* [EXTRACTED ENTRIES]
====================

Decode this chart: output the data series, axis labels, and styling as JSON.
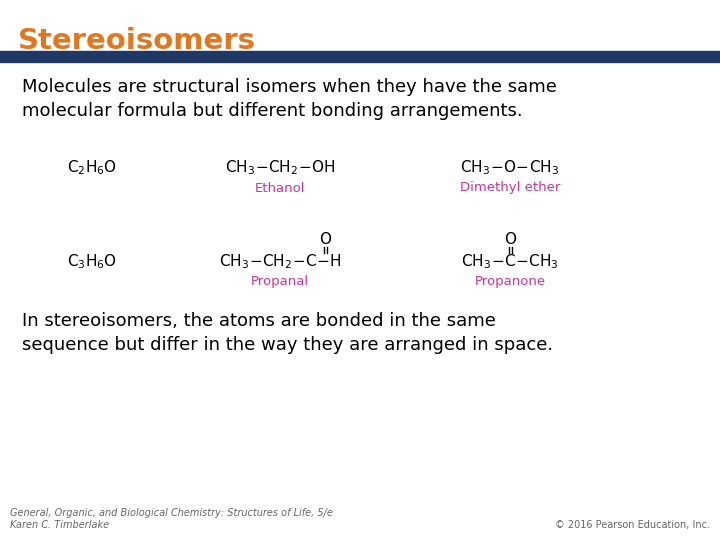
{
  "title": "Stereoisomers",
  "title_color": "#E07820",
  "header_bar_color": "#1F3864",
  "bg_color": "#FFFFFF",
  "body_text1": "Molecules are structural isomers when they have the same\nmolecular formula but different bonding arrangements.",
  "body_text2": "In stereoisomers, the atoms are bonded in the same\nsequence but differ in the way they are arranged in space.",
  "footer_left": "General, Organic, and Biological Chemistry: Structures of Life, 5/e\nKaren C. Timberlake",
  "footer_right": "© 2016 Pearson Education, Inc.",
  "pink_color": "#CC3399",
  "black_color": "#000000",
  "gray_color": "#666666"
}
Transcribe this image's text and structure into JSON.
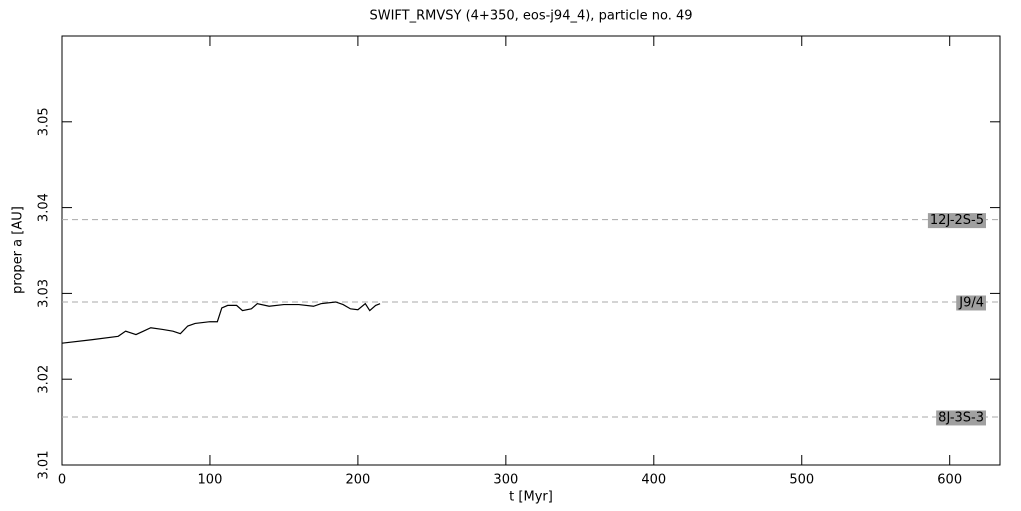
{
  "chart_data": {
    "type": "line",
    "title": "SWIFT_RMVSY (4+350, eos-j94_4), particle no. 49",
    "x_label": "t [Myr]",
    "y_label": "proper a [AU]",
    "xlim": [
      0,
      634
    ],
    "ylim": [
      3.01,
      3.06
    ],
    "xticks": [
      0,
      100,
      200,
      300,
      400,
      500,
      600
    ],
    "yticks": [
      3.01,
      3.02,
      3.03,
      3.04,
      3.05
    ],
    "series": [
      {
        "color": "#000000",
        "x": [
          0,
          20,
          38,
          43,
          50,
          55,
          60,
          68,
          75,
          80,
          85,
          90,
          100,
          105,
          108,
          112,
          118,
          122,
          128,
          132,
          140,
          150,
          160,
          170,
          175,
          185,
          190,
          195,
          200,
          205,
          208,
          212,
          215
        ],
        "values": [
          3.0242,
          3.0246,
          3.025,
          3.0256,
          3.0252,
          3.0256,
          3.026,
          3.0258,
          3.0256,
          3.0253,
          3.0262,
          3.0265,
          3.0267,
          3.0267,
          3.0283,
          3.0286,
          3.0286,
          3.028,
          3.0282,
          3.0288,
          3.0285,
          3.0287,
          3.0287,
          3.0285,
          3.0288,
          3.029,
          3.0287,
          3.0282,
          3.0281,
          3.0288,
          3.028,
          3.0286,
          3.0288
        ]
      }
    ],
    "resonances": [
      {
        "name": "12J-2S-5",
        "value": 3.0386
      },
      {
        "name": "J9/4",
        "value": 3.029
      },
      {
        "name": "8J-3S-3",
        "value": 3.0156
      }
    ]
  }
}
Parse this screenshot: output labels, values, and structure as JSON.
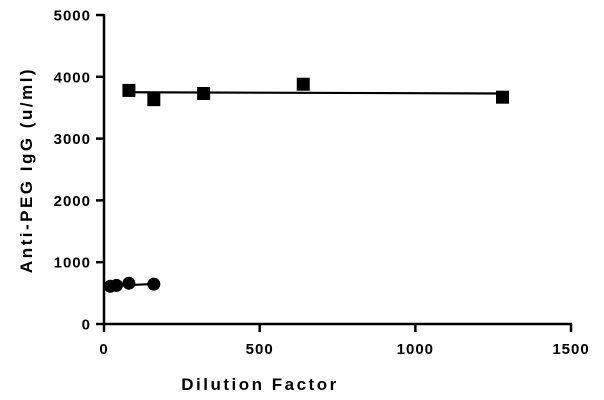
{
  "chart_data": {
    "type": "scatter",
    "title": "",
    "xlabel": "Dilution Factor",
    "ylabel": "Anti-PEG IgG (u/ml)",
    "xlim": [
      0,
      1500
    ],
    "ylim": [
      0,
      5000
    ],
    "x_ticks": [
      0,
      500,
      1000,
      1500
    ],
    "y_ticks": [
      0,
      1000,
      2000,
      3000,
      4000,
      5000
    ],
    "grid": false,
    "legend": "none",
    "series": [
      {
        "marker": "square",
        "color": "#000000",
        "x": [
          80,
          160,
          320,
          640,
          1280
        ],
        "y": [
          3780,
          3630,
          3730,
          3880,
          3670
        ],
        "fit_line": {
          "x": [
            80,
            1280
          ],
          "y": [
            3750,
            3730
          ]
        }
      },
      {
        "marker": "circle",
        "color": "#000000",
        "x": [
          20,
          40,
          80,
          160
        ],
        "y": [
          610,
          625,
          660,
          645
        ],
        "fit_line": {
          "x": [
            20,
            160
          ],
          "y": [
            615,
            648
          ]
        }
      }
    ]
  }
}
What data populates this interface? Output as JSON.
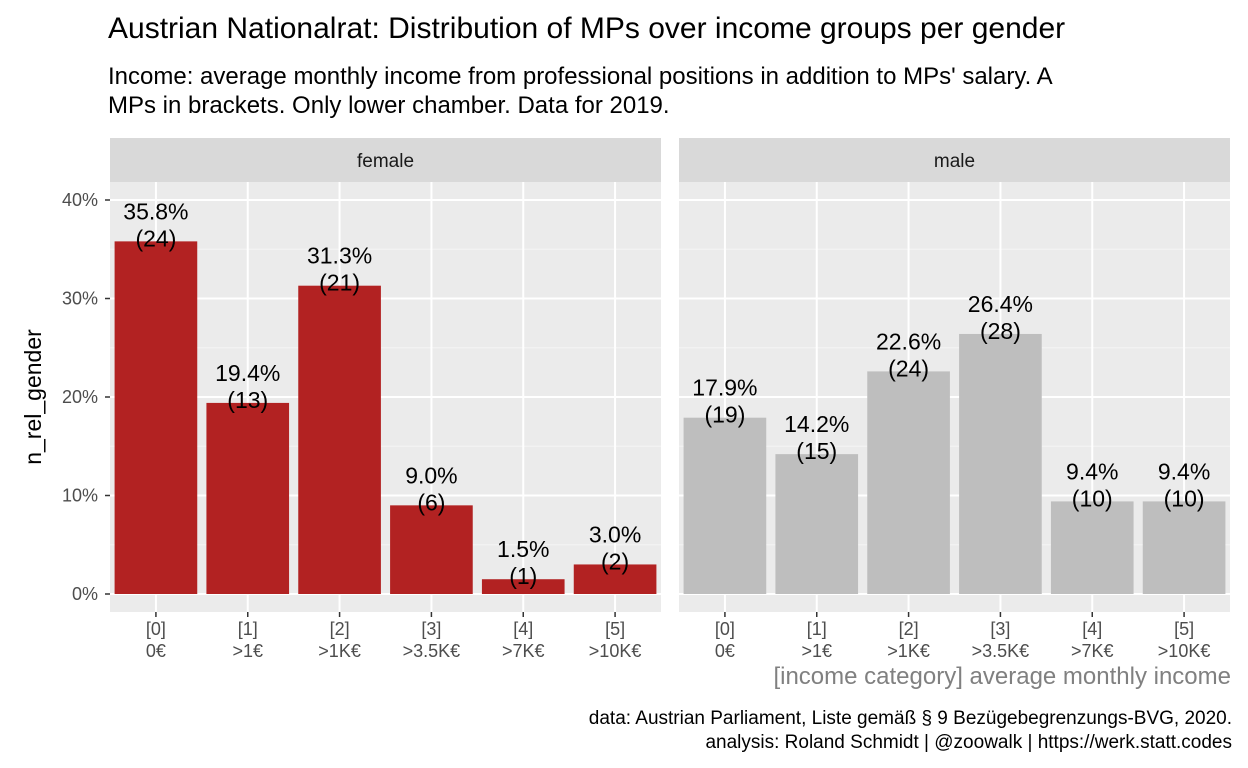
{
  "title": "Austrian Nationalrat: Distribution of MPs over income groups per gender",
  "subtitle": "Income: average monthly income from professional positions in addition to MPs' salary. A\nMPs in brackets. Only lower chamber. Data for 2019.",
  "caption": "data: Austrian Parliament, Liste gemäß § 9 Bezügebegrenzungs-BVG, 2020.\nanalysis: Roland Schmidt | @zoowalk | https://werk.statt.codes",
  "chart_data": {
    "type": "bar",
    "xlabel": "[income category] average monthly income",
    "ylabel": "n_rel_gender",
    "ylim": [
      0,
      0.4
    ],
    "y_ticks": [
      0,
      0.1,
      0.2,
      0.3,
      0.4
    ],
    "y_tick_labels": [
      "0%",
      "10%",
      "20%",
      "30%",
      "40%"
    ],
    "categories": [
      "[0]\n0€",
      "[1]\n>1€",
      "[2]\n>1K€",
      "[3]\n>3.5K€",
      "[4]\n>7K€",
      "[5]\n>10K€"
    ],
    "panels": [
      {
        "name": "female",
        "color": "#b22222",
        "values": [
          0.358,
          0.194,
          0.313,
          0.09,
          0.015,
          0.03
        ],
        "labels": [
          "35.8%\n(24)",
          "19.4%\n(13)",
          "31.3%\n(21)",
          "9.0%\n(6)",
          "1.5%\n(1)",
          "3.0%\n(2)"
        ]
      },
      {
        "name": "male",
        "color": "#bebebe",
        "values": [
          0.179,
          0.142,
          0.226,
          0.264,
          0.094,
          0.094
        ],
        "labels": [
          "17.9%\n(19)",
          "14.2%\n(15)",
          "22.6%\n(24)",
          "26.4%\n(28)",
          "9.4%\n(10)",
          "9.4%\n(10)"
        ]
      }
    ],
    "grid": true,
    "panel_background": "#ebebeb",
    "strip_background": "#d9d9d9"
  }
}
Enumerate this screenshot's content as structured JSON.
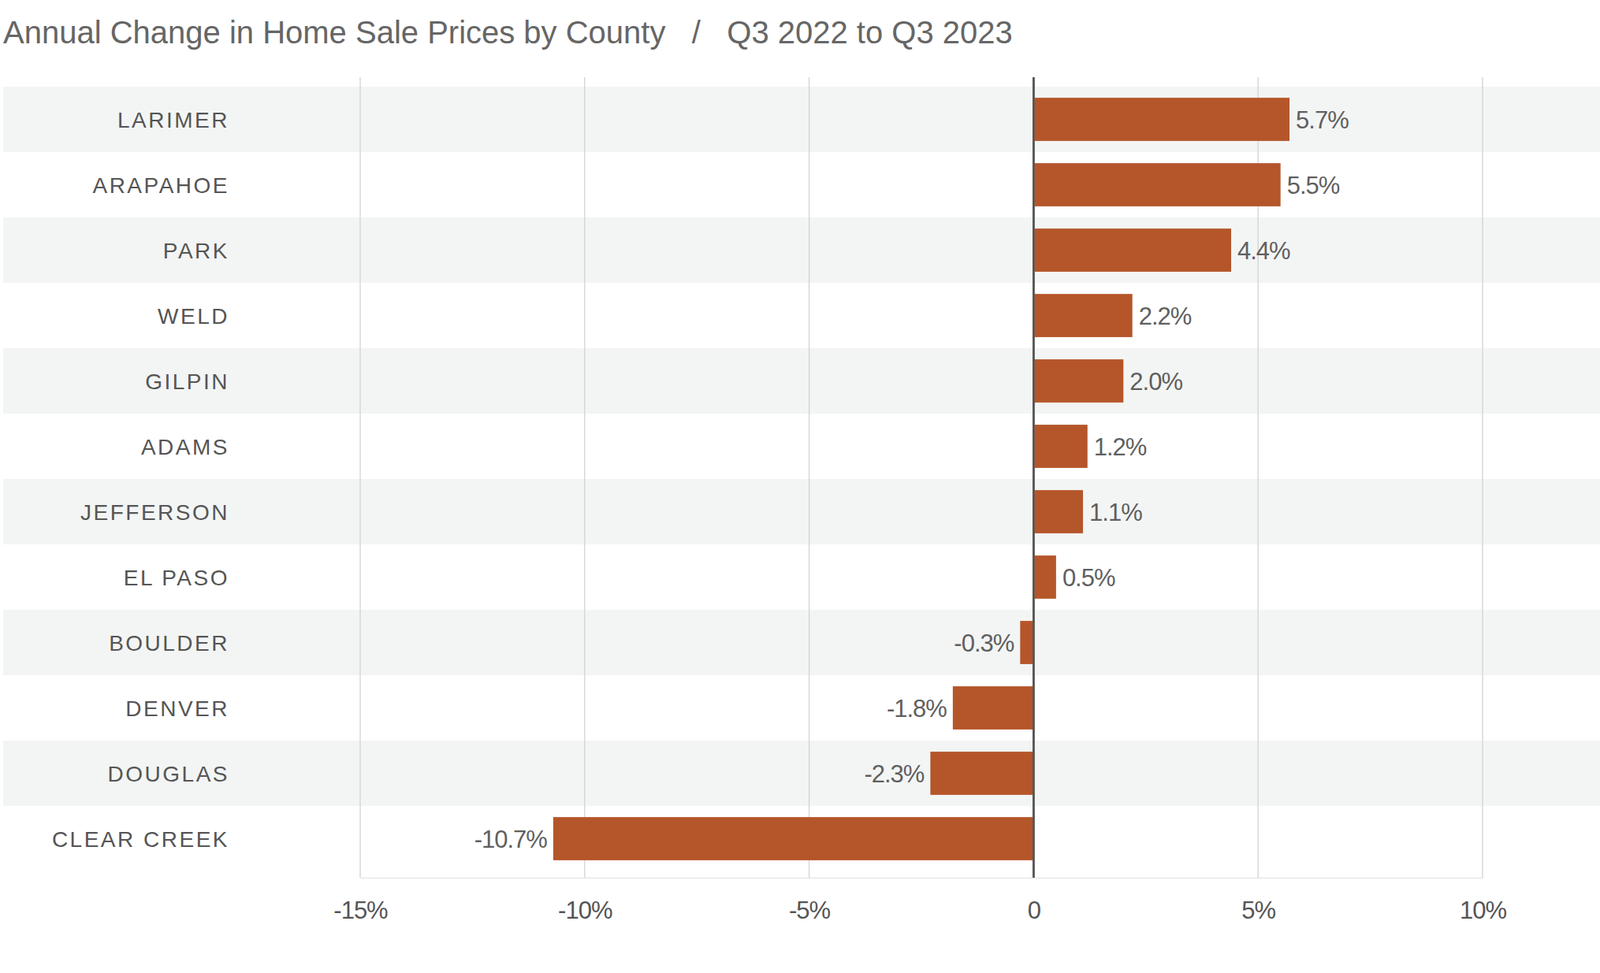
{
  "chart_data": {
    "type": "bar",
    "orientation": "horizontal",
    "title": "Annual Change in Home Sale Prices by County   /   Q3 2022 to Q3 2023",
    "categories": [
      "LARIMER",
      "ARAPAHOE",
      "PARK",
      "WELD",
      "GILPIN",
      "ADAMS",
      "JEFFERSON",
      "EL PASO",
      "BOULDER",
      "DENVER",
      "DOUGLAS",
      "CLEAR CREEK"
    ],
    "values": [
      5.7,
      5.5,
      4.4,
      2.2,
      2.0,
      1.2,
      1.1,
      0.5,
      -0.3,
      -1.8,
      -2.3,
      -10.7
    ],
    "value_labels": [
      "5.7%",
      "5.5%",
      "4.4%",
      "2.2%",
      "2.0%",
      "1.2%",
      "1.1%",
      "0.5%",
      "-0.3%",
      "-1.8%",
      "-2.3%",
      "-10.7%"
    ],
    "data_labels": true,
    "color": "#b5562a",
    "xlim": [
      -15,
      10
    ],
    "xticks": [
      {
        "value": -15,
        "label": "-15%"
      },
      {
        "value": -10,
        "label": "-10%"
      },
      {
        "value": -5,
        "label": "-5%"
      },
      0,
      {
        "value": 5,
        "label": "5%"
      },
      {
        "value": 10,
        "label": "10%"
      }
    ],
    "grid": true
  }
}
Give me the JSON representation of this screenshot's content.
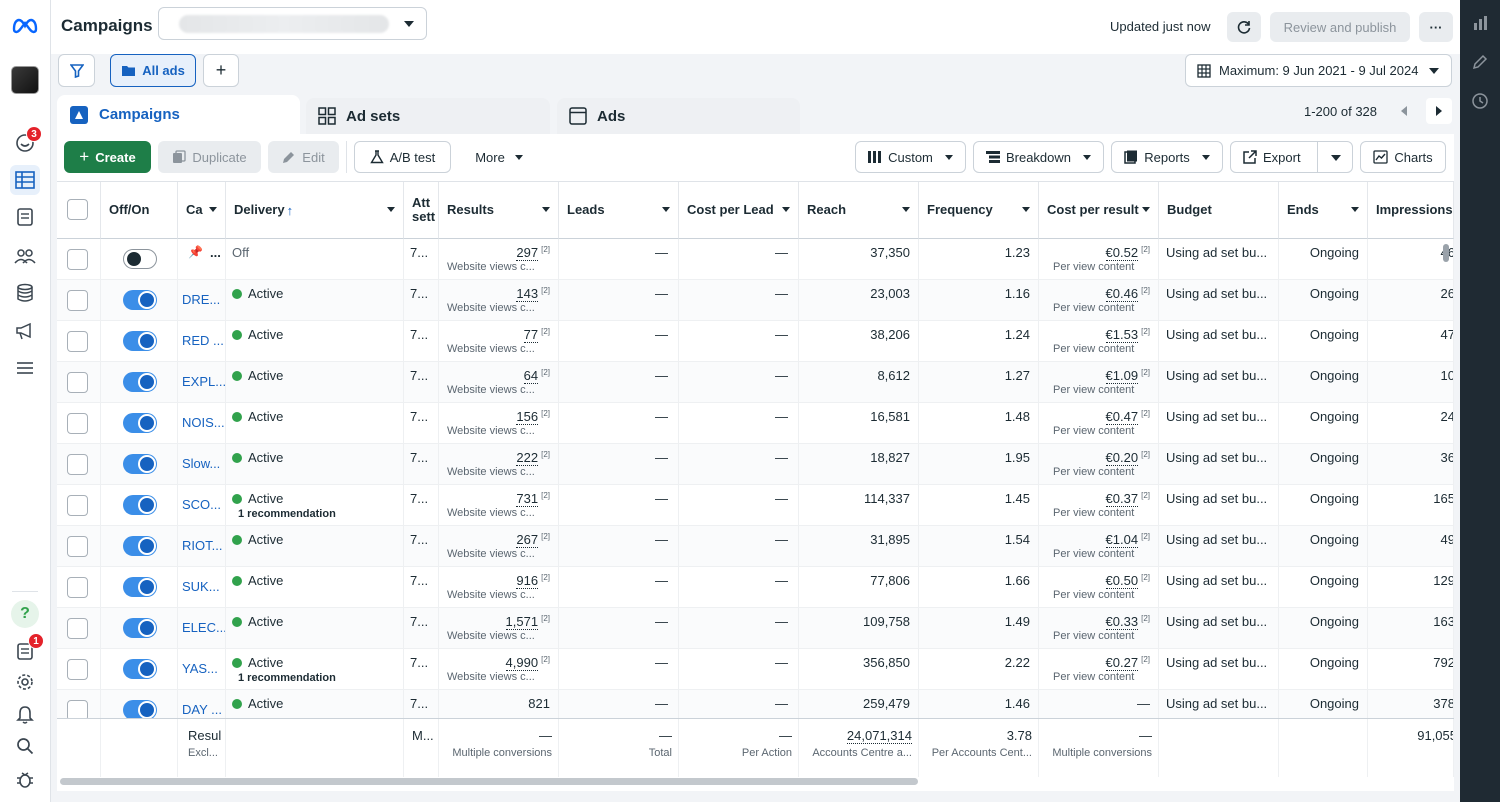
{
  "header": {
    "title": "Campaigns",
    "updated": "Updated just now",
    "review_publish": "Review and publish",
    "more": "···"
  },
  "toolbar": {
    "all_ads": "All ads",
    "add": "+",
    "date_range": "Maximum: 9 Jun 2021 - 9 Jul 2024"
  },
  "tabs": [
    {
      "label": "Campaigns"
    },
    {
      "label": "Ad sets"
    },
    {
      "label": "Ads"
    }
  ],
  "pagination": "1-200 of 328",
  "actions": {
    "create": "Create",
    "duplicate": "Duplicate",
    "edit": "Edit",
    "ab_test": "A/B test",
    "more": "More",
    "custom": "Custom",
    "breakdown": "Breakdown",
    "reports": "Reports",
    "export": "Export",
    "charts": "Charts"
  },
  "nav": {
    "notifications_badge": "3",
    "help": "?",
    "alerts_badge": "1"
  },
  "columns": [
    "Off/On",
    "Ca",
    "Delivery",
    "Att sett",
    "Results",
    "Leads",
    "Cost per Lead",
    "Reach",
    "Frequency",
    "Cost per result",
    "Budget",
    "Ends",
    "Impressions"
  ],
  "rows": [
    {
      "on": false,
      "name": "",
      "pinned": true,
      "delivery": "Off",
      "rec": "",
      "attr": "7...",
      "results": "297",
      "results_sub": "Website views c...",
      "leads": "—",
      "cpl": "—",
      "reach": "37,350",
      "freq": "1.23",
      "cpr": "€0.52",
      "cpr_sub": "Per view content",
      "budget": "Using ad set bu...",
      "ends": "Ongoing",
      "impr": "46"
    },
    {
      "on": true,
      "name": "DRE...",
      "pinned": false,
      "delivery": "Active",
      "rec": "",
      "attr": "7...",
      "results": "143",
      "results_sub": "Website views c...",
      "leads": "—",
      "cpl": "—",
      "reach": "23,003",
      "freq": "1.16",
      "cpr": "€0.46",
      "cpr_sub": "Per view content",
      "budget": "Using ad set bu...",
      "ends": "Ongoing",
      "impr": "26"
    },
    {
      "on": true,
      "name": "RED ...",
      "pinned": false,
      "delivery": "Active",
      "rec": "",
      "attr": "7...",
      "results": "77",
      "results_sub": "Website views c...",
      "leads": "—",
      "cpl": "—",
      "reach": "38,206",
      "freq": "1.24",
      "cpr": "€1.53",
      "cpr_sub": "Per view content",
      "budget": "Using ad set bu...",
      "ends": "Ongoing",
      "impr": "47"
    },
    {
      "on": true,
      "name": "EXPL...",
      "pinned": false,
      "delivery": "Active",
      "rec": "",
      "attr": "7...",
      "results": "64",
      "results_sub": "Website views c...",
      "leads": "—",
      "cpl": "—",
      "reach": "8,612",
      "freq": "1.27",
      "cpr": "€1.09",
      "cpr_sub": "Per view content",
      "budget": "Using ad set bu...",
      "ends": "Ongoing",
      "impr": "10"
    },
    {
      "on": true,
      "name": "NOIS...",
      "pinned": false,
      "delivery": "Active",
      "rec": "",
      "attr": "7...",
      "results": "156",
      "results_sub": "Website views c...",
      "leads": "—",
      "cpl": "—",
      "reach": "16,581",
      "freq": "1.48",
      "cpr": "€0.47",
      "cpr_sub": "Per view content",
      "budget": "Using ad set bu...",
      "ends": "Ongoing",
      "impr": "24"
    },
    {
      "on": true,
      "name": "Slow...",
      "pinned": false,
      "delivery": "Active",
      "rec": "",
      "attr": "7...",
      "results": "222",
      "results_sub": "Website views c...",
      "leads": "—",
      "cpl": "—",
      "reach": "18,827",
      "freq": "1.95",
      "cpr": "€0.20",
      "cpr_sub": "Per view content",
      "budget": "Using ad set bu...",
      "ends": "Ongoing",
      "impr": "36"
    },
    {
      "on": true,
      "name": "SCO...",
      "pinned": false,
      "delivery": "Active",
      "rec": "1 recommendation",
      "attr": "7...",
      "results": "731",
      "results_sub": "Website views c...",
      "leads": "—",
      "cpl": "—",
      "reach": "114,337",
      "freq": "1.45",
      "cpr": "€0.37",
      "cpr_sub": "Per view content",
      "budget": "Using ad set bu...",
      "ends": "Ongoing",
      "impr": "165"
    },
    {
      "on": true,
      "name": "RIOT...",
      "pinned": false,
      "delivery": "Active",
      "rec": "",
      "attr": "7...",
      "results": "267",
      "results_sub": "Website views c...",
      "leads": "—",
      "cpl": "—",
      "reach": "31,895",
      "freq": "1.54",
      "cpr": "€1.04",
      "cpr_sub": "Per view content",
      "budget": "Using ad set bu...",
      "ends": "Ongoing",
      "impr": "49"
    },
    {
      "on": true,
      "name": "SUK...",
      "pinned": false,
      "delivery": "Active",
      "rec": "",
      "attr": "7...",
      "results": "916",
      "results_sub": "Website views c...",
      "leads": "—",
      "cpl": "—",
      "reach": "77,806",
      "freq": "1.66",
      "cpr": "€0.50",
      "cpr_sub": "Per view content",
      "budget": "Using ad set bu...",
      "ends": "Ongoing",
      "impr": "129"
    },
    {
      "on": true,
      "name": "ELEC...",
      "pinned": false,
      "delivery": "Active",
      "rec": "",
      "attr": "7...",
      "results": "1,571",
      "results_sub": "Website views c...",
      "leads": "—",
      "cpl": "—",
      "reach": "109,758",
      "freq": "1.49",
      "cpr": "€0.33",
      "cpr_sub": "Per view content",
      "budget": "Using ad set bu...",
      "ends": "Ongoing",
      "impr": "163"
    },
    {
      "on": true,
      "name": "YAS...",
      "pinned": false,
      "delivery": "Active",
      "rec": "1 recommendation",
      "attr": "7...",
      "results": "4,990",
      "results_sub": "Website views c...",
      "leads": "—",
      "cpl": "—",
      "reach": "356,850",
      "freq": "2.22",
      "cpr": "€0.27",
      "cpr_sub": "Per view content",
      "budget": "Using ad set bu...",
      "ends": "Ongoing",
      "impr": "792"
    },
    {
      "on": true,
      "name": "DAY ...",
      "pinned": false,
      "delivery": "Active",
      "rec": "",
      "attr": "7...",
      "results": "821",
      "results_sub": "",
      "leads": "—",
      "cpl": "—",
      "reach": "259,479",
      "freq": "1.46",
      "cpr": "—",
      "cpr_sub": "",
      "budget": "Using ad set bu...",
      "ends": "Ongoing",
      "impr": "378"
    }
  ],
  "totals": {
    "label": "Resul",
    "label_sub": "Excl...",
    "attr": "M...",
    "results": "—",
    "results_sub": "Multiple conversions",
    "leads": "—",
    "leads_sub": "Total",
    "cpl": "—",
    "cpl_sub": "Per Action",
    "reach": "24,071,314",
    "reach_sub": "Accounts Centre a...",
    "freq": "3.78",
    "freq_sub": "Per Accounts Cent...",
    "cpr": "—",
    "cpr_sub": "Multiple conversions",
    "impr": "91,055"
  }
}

====================

* [EXERCISE TASK] Pull out each line containing the word "monthly" and copy it.

* [EXERCISE RESPONSE]
  "subtitle": "Income: average monthly income from professional positions in addition to MPs' salary. A\nMPs in brackets. Only lower chamber. Data for 2019.",
    "xlabel": "[income category] average monthly income",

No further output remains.